- Listed records:
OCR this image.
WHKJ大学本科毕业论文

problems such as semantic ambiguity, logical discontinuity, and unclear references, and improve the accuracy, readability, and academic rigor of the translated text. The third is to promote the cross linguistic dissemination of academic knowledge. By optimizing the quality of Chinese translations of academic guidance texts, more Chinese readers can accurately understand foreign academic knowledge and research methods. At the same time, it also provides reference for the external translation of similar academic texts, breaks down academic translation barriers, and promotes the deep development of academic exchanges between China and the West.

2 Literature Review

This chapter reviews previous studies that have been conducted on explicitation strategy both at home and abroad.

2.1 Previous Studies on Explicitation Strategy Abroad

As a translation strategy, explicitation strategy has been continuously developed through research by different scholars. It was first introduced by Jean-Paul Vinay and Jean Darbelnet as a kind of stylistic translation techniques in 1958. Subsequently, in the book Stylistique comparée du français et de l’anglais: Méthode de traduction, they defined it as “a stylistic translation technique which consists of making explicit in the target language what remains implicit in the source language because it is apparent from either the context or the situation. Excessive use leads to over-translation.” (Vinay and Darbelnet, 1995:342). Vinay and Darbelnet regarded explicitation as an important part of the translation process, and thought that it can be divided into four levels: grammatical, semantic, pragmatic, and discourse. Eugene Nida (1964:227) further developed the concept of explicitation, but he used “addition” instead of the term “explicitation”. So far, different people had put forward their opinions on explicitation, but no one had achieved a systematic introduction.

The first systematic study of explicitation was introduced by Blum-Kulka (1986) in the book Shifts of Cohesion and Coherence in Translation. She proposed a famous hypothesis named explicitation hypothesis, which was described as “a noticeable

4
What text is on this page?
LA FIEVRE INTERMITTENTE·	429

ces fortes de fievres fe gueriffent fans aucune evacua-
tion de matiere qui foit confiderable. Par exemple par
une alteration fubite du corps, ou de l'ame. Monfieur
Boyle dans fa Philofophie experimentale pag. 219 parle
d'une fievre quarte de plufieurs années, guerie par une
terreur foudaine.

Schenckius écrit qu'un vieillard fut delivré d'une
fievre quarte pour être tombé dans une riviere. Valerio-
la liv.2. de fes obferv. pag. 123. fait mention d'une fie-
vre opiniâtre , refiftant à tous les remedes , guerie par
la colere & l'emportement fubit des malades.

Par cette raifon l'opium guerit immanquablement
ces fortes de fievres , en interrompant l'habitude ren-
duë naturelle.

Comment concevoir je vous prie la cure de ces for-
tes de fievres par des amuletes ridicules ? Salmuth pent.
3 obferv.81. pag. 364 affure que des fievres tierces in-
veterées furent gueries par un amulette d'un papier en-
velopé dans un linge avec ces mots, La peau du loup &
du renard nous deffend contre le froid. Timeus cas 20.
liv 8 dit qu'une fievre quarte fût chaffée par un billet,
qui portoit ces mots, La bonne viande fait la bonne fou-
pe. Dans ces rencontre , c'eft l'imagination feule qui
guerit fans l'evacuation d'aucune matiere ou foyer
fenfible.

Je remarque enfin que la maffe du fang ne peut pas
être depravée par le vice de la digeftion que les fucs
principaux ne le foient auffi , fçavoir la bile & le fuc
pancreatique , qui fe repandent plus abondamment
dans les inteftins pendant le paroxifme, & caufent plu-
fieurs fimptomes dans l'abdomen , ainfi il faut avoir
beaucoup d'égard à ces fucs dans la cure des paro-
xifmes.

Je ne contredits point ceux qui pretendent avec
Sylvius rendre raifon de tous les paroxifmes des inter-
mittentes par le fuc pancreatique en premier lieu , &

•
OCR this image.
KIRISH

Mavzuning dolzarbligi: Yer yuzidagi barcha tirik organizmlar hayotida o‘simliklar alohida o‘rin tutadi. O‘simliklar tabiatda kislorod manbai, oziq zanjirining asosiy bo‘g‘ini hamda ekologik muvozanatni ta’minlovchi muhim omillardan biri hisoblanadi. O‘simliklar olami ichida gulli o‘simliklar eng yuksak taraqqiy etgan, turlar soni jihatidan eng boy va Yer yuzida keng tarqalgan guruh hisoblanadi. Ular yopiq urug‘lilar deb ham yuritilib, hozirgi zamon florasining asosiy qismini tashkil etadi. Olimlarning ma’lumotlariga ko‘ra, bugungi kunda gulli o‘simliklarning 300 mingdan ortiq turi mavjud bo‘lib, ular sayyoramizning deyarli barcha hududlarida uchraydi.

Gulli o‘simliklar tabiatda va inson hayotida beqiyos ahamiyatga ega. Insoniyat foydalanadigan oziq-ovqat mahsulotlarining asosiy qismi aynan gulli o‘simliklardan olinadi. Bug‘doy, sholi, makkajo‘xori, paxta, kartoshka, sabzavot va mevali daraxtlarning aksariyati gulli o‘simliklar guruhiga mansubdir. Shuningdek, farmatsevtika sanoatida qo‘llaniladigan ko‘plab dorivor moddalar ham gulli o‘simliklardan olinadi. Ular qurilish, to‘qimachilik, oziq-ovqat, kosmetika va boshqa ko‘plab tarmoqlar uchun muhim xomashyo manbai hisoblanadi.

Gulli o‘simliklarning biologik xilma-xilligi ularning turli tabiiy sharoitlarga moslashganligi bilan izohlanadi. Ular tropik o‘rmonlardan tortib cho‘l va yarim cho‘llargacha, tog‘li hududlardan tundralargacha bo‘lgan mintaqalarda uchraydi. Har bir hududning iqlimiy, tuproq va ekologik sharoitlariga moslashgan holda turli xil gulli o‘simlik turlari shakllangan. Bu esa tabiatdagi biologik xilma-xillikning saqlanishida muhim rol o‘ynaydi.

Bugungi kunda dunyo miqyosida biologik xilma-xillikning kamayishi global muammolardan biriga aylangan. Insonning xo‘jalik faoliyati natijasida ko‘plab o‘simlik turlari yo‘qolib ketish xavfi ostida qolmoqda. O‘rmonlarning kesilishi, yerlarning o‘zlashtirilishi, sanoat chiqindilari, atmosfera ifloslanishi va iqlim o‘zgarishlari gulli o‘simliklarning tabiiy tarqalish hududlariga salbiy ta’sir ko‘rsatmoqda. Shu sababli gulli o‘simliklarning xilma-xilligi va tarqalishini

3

- Short exercise: Reproduce every line of the data verbatim.

- Written answer:
OCR this image.
WHKJ大学本科毕业论文

problems such as semantic ambiguity, logical discontinuity, and unclear references, and improve the accuracy, readability, and academic rigor of the translated text. The third is to promote the cross linguistic dissemination of academic knowledge. By optimizing the quality of Chinese translations of academic guidance texts, more Chinese readers can accurately understand foreign academic knowledge and research methods. At the same time, it also provides reference for the external translation of similar academic texts, breaks down academic translation barriers, and promotes the deep development of academic exchanges between China and the West.

2 Literature Review

This chapter reviews previous studies that have been conducted on explicitation strategy both at home and abroad.

2.1 Previous Studies on Explicitation Strategy Abroad

As a translation strategy, explicitation strategy has been continuously developed through research by different scholars. It was first introduced by Jean-Paul Vinay and Jean Darbelnet as a kind of stylistic translation techniques in 1958. Subsequently, in the book Stylistique comparée du français et de l’anglais: Méthode de traduction, they defined it as “a stylistic translation technique which consists of making explicit in the target language what remains implicit in the source language because it is apparent from either the context or the situation. Excessive use leads to over-translation.” (Vinay and Darbelnet, 1995:342). Vinay and Darbelnet regarded explicitation as an important part of the translation process, and thought that it can be divided into four levels: grammatical, semantic, pragmatic, and discourse. Eugene Nida (1964:227) further developed the concept of explicitation, but he used “addition” instead of the term “explicitation”. So far, different people had put forward their opinions on explicitation, but no one had achieved a systematic introduction.

The first systematic study of explicitation was introduced by Blum-Kulka (1986) in the book Shifts of Cohesion and Coherence in Translation. She proposed a famous hypothesis named explicitation hypothesis, which was described as “a noticeable

4
What text is on this page?
LA FIEVRE INTERMITTENTE·	429

ces fortes de fievres fe gueriffent fans aucune evacua-
tion de matiere qui foit confiderable. Par exemple par
une alteration fubite du corps, ou de l'ame. Monfieur
Boyle dans fa Philofophie experimentale pag. 219 parle
d'une fievre quarte de plufieurs années, guerie par une
terreur foudaine.

Schenckius écrit qu'un vieillard fut delivré d'une
fievre quarte pour être tombé dans une riviere. Valerio-
la liv.2. de fes obferv. pag. 123. fait mention d'une fie-
vre opiniâtre , refiftant à tous les remedes , guerie par
la colere & l'emportement fubit des malades.

Par cette raifon l'opium guerit immanquablement
ces fortes de fievres , en interrompant l'habitude ren-
duë naturelle.

Comment concevoir je vous prie la cure de ces for-
tes de fievres par des amuletes ridicules ? Salmuth pent.
3 obferv.81. pag. 364 affure que des fievres tierces in-
veterées furent gueries par un amulette d'un papier en-
velopé dans un linge avec ces mots, La peau du loup &
du renard nous deffend contre le froid. Timeus cas 20.
liv 8 dit qu'une fievre quarte fût chaffée par un billet,
qui portoit ces mots, La bonne viande fait la bonne fou-
pe. Dans ces rencontre , c'eft l'imagination feule qui
guerit fans l'evacuation d'aucune matiere ou foyer
fenfible.

Je remarque enfin que la maffe du fang ne peut pas
être depravée par le vice de la digeftion que les fucs
principaux ne le foient auffi , fçavoir la bile & le fuc
pancreatique , qui fe repandent plus abondamment
dans les inteftins pendant le paroxifme, & caufent plu-
fieurs fimptomes dans l'abdomen , ainfi il faut avoir
beaucoup d'égard à ces fucs dans la cure des paro-
xifmes.

Je ne contredits point ceux qui pretendent avec
Sylvius rendre raifon de tous les paroxifmes des inter-
mittentes par le fuc pancreatique en premier lieu , &

•
OCR this image.
KIRISH

Mavzuning dolzarbligi: Yer yuzidagi barcha tirik organizmlar hayotida o‘simliklar alohida o‘rin tutadi. O‘simliklar tabiatda kislorod manbai, oziq zanjirining asosiy bo‘g‘ini hamda ekologik muvozanatni ta’minlovchi muhim omillardan biri hisoblanadi. O‘simliklar olami ichida gulli o‘simliklar eng yuksak taraqqiy etgan, turlar soni jihatidan eng boy va Yer yuzida keng tarqalgan guruh hisoblanadi. Ular yopiq urug‘lilar deb ham yuritilib, hozirgi zamon florasining asosiy qismini tashkil etadi. Olimlarning ma’lumotlariga ko‘ra, bugungi kunda gulli o‘simliklarning 300 mingdan ortiq turi mavjud bo‘lib, ular sayyoramizning deyarli barcha hududlarida uchraydi.

Gulli o‘simliklar tabiatda va inson hayotida beqiyos ahamiyatga ega. Insoniyat foydalanadigan oziq-ovqat mahsulotlarining asosiy qismi aynan gulli o‘simliklardan olinadi. Bug‘doy, sholi, makkajo‘xori, paxta, kartoshka, sabzavot va mevali daraxtlarning aksariyati gulli o‘simliklar guruhiga mansubdir. Shuningdek, farmatsevtika sanoatida qo‘llaniladigan ko‘plab dorivor moddalar ham gulli o‘simliklardan olinadi. Ular qurilish, to‘qimachilik, oziq-ovqat, kosmetika va boshqa ko‘plab tarmoqlar uchun muhim xomashyo manbai hisoblanadi.

Gulli o‘simliklarning biologik xilma-xilligi ularning turli tabiiy sharoitlarga moslashganligi bilan izohlanadi. Ular tropik o‘rmonlardan tortib cho‘l va yarim cho‘llargacha, tog‘li hududlardan tundralargacha bo‘lgan mintaqalarda uchraydi. Har bir hududning iqlimiy, tuproq va ekologik sharoitlariga moslashgan holda turli xil gulli o‘simlik turlari shakllangan. Bu esa tabiatdagi biologik xilma-xillikning saqlanishida muhim rol o‘ynaydi.

Bugungi kunda dunyo miqyosida biologik xilma-xillikning kamayishi global muammolardan biriga aylangan. Insonning xo‘jalik faoliyati natijasida ko‘plab o‘simlik turlari yo‘qolib ketish xavfi ostida qolmoqda. O‘rmonlarning kesilishi, yerlarning o‘zlashtirilishi, sanoat chiqindilari, atmosfera ifloslanishi va iqlim o‘zgarishlari gulli o‘simliklarning tabiiy tarqalish hududlariga salbiy ta’sir ko‘rsatmoqda. Shu sababli gulli o‘simliklarning xilma-xilligi va tarqalishini

3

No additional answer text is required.